GIVEN REQUEST
Reproduce the records that follow in full, excluding any picture they contain.

DATASET RECORDS
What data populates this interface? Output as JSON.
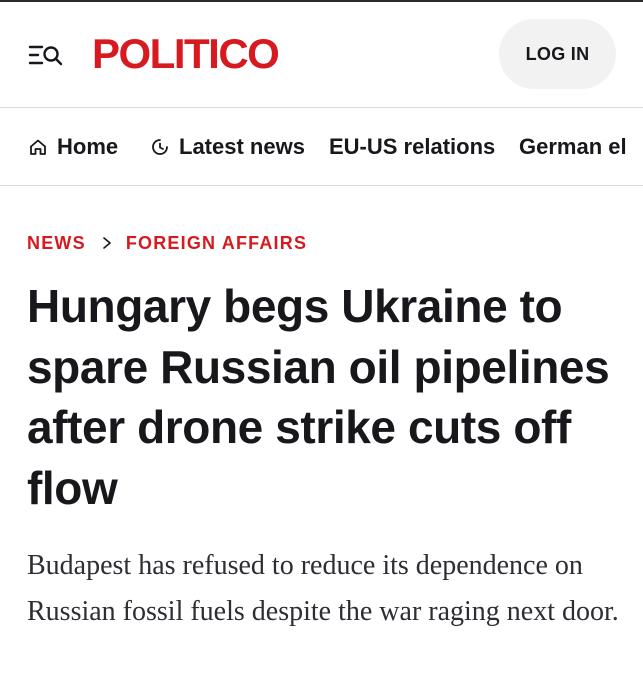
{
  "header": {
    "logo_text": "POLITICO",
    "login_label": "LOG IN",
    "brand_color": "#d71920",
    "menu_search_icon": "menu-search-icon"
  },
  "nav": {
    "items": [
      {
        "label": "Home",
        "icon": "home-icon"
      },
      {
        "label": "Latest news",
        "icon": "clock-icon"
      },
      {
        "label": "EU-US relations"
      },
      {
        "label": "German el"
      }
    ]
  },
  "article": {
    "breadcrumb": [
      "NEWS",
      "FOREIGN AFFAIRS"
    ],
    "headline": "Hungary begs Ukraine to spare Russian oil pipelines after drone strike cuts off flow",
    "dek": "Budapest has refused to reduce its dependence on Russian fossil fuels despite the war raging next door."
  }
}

THE COMPLETED TASK
What data populates this interface? Output as JSON.
{
  "header": {
    "logo_text": "POLITICO",
    "login_label": "LOG IN",
    "brand_color": "#d71920",
    "menu_search_icon": "menu-search-icon"
  },
  "nav": {
    "items": [
      {
        "label": "Home",
        "icon": "home-icon"
      },
      {
        "label": "Latest news",
        "icon": "clock-icon"
      },
      {
        "label": "EU-US relations"
      },
      {
        "label": "German el"
      }
    ]
  },
  "article": {
    "breadcrumb": [
      "NEWS",
      "FOREIGN AFFAIRS"
    ],
    "headline": "Hungary begs Ukraine to spare Russian oil pipelines after drone strike cuts off flow",
    "dek": "Budapest has refused to reduce its dependence on Russian fossil fuels despite the war raging next door."
  }
}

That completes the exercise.